>>

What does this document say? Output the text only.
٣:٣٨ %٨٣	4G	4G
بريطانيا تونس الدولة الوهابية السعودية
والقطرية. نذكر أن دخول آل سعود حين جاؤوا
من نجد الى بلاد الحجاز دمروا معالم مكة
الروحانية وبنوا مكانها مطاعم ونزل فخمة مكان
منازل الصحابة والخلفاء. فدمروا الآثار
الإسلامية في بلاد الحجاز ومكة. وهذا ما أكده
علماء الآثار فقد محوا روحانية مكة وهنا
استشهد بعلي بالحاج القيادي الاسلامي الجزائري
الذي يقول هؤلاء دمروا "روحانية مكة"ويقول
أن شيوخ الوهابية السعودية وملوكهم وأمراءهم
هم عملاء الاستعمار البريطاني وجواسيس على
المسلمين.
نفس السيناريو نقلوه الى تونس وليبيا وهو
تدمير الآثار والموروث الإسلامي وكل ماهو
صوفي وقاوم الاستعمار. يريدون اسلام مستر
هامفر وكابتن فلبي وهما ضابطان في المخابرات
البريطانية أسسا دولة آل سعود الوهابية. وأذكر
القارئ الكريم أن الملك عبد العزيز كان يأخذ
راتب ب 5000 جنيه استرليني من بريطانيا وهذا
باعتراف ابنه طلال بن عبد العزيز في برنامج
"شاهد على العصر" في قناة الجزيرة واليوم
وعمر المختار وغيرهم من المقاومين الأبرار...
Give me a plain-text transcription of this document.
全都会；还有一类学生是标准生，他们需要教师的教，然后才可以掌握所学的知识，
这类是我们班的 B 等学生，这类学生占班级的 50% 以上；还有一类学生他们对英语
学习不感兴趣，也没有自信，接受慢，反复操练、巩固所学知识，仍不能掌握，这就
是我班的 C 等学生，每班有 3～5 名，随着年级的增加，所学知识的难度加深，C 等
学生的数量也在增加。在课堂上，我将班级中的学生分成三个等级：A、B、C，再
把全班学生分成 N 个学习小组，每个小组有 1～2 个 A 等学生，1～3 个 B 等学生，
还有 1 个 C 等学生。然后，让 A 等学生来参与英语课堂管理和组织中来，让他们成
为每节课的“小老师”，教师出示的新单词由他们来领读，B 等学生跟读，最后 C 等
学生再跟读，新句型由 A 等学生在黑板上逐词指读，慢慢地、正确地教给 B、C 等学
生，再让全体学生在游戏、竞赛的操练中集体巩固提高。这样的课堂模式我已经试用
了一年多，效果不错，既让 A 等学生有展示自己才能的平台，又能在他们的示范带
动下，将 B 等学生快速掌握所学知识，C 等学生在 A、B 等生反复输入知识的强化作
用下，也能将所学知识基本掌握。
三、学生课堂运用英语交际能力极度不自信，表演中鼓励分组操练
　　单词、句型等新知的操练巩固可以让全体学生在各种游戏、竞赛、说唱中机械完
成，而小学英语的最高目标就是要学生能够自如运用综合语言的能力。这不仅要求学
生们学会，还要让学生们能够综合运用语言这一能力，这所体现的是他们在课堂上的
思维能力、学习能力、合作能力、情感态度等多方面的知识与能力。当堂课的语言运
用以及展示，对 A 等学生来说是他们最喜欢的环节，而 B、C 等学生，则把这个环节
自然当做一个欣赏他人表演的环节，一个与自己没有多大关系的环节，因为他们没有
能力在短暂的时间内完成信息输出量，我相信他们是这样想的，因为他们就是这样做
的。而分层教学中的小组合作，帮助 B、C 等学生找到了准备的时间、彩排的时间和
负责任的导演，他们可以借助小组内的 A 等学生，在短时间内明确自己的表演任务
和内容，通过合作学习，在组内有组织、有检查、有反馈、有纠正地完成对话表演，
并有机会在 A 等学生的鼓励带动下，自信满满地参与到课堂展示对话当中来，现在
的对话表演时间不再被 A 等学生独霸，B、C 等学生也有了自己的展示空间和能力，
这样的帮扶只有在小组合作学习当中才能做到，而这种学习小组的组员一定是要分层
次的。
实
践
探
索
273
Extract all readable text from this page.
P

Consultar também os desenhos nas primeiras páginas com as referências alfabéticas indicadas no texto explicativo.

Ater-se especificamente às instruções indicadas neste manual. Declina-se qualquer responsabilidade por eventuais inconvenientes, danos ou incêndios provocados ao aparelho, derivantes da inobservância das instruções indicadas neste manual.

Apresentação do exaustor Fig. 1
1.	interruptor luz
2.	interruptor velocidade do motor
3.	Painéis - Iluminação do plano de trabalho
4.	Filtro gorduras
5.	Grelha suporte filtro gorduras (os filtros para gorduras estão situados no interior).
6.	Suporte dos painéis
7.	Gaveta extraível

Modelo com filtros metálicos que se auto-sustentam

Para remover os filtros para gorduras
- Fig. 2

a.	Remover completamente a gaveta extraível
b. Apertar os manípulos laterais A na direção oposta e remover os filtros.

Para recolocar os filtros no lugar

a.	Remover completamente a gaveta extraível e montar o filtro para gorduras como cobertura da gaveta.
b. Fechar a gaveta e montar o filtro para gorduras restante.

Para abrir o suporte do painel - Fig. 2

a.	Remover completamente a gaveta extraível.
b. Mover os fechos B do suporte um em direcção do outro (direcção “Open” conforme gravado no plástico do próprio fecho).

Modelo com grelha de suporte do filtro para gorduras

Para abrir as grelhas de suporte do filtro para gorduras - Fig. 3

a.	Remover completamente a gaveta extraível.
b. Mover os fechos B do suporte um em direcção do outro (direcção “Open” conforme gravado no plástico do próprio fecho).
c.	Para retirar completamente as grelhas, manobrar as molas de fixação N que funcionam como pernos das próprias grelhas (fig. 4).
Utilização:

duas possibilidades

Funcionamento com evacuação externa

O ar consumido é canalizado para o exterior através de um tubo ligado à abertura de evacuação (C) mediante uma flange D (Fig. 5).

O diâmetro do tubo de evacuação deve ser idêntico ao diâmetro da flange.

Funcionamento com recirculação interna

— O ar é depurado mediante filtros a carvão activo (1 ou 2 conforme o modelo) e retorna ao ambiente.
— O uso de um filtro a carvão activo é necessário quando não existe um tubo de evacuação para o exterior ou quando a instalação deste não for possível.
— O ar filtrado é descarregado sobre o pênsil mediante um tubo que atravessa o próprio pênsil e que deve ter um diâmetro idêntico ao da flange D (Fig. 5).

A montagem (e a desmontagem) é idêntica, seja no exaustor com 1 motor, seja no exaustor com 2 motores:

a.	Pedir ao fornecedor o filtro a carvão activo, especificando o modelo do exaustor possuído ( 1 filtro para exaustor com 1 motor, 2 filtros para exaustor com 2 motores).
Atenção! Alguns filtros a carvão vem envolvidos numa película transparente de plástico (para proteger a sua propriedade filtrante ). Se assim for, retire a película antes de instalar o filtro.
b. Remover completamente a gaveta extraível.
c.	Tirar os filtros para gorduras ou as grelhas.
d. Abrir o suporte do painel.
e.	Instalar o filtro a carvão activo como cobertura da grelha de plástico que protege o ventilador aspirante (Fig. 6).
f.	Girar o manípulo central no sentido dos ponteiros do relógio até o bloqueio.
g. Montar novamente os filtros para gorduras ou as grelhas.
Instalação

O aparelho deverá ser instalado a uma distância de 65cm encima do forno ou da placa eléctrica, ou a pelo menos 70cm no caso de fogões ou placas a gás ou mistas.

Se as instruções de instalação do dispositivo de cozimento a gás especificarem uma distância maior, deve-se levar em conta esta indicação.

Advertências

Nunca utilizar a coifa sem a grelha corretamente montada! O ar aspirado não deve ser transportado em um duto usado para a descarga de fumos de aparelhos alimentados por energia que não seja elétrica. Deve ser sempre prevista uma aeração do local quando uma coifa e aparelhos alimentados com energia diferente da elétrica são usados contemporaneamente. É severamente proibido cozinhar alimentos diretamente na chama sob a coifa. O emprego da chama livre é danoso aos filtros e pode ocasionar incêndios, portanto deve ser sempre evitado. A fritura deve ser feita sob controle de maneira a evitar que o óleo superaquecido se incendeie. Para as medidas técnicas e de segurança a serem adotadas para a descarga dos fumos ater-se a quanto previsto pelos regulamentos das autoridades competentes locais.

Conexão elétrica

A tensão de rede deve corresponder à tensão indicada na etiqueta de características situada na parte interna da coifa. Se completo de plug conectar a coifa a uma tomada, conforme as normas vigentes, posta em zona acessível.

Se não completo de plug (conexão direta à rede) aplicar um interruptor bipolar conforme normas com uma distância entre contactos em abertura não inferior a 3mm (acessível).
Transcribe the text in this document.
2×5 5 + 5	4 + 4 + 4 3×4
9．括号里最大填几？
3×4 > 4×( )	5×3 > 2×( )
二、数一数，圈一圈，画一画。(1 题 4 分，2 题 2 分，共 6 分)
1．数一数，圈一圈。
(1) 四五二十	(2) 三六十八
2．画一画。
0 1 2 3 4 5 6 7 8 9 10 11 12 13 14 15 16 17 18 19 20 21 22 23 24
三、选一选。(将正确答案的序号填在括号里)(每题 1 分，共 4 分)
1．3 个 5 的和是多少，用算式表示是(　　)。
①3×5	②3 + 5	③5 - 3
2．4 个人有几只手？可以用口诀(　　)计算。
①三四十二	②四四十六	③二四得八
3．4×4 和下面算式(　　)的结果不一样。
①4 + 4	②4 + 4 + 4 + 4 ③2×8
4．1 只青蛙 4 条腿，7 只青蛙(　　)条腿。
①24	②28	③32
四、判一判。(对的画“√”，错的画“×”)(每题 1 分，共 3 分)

<<

§ **Aim**
Take the line that contains "Transcribe the text in this document." and each line after it down to the last of the records, and retype them exactly; add nothing else.

§ **Answer to the problem**
Transcribe the text in this document.
2×5 5 + 5	4 + 4 + 4 3×4
9．括号里最大填几？
3×4 > 4×( )	5×3 > 2×( )
二、数一数，圈一圈，画一画。(1 题 4 分，2 题 2 分，共 6 分)
1．数一数，圈一圈。
(1) 四五二十	(2) 三六十八
2．画一画。
0 1 2 3 4 5 6 7 8 9 10 11 12 13 14 15 16 17 18 19 20 21 22 23 24
三、选一选。(将正确答案的序号填在括号里)(每题 1 分，共 4 分)
1．3 个 5 的和是多少，用算式表示是(　　)。
①3×5	②3 + 5	③5 - 3
2．4 个人有几只手？可以用口诀(　　)计算。
①三四十二	②四四十六	③二四得八
3．4×4 和下面算式(　　)的结果不一样。
①4 + 4	②4 + 4 + 4 + 4 ③2×8
4．1 只青蛙 4 条腿，7 只青蛙(　　)条腿。
①24	②28	③32
四、判一判。(对的画“√”，错的画“×”)(每题 1 分，共 3 分)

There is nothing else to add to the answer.